[Problem statement]:
Extract each line of the records below that contains the word "normal".

-- Supplied data start --

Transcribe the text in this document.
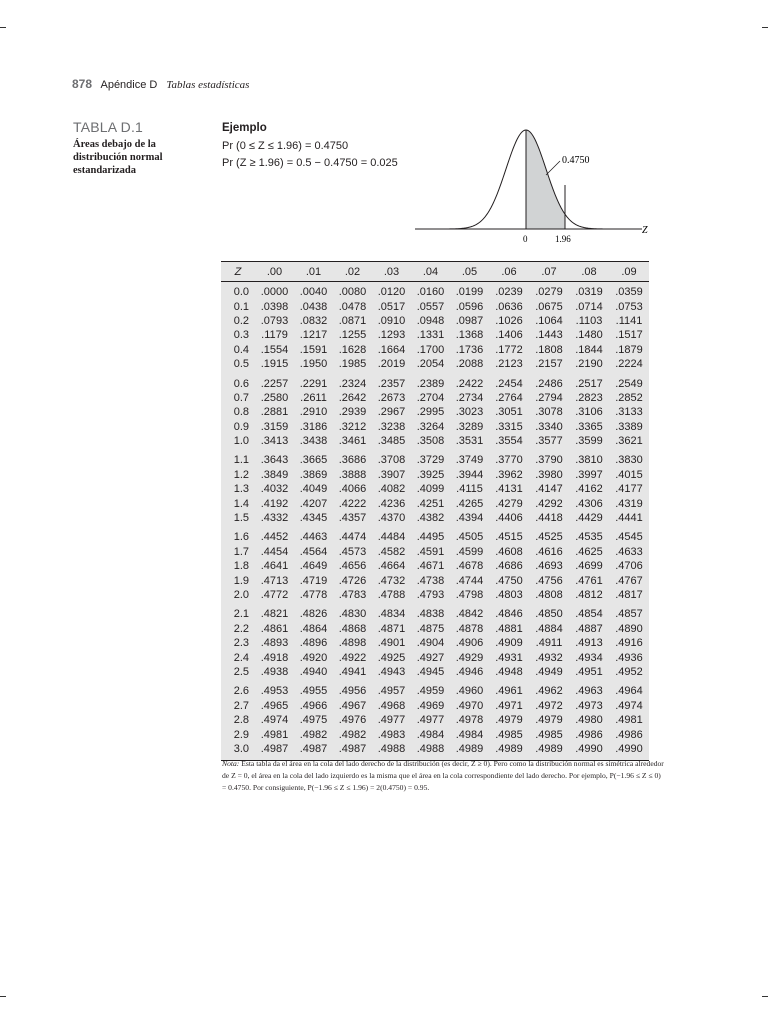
878 Apéndice D Tablas estadísticas
TABLA D.1
Áreas debajo de la distribución normal estandarizada
Ejemplo
Pr (0 ≤ Z ≤ 1.96) = 0.4750
Pr (Z ≥ 1.96) = 0.5 − 0.4750 = 0.025	0.4750
Z
0	1.96
Z	.00	.01	.02	.03	.04	.05	.06	.07	.08	.09
0.0	.0000	.0040	.0080	.0120	.0160	.0199	.0239	.0279	.0319	.0359
0.1	.0398	.0438	.0478	.0517	.0557	.0596	.0636	.0675	.0714	.0753
0.2	.0793	.0832	.0871	.0910	.0948	.0987	.1026	.1064	.1103	.1141
0.3	.1179	.1217	.1255	.1293	.1331	.1368	.1406	.1443	.1480	.1517
0.4	.1554	.1591	.1628	.1664	.1700	.1736	.1772	.1808	.1844	.1879
0.5	.1915	.1950	.1985	.2019	.2054	.2088	.2123	.2157	.2190	.2224
0.6	.2257	.2291	.2324	.2357	.2389	.2422	.2454	.2486	.2517	.2549
0.7	.2580	.2611	.2642	.2673	.2704	.2734	.2764	.2794	.2823	.2852
0.8	.2881	.2910	.2939	.2967	.2995	.3023	.3051	.3078	.3106	.3133
0.9	.3159	.3186	.3212	.3238	.3264	.3289	.3315	.3340	.3365	.3389
1.0	.3413	.3438	.3461	.3485	.3508	.3531	.3554	.3577	.3599	.3621
1.1	.3643	.3665	.3686	.3708	.3729	.3749	.3770	.3790	.3810	.3830
1.2	.3849	.3869	.3888	.3907	.3925	.3944	.3962	.3980	.3997	.4015
1.3	.4032	.4049	.4066	.4082	.4099	.4115	.4131	.4147	.4162	.4177
1.4	.4192	.4207	.4222	.4236	.4251	.4265	.4279	.4292	.4306	.4319
1.5	.4332	.4345	.4357	.4370	.4382	.4394	.4406	.4418	.4429	.4441
1.6	.4452	.4463	.4474	.4484	.4495	.4505	.4515	.4525	.4535	.4545
1.7	.4454	.4564	.4573	.4582	.4591	.4599	.4608	.4616	.4625	.4633
1.8	.4641	.4649	.4656	.4664	.4671	.4678	.4686	.4693	.4699	.4706
1.9	.4713	.4719	.4726	.4732	.4738	.4744	.4750	.4756	.4761	.4767
2.0	.4772	.4778	.4783	.4788	.4793	.4798	.4803	.4808	.4812	.4817
2.1	.4821	.4826	.4830	.4834	.4838	.4842	.4846	.4850	.4854	.4857
2.2	.4861	.4864	.4868	.4871	.4875	.4878	.4881	.4884	.4887	.4890
2.3	.4893	.4896	.4898	.4901	.4904	.4906	.4909	.4911	.4913	.4916
2.4	.4918	.4920	.4922	.4925	.4927	.4929	.4931	.4932	.4934	.4936
2.5	.4938	.4940	.4941	.4943	.4945	.4946	.4948	.4949	.4951	.4952
2.6	.4953	.4955	.4956	.4957	.4959	.4960	.4961	.4962	.4963	.4964
2.7	.4965	.4966	.4967	.4968	.4969	.4970	.4971	.4972	.4973	.4974
2.8	.4974	.4975	.4976	.4977	.4977	.4978	.4979	.4979	.4980	.4981
2.9	.4981	.4982	.4982	.4983	.4984	.4984	.4985	.4985	.4986	.4986
3.0	.4987	.4987	.4987	.4988	.4988	.4989	.4989	.4989	.4990	.4990

Nota: Esta tabla da el área en la cola del lado derecho de la distribución (es decir, Z ≥ 0). Pero como la distribución normal es simétrica alrededor de Z = 0, el área en la cola del lado izquierdo es la misma que el área en la cola correspondiente del lado derecho. Por ejemplo, P(−1.96 ≤ Z ≤ 0) = 0.4750. Por consiguiente, P(−1.96 ≤ Z ≤ 1.96) = 2(0.4750) = 0.95.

-- Supplied data end --

[The answer]:
Áreas debajo de la distribución normal estandarizada
Nota: Esta tabla da el área en la cola del lado derecho de la distribución (es decir, Z ≥ 0). Pero como la distribución normal es simétrica alrededor de Z = 0, el área en la cola del lado izquierdo es la misma que el área en la cola correspondiente del lado derecho. Por ejemplo, P(−1.96 ≤ Z ≤ 0) = 0.4750. Por consiguiente, P(−1.96 ≤ Z ≤ 1.96) = 2(0.4750) = 0.95.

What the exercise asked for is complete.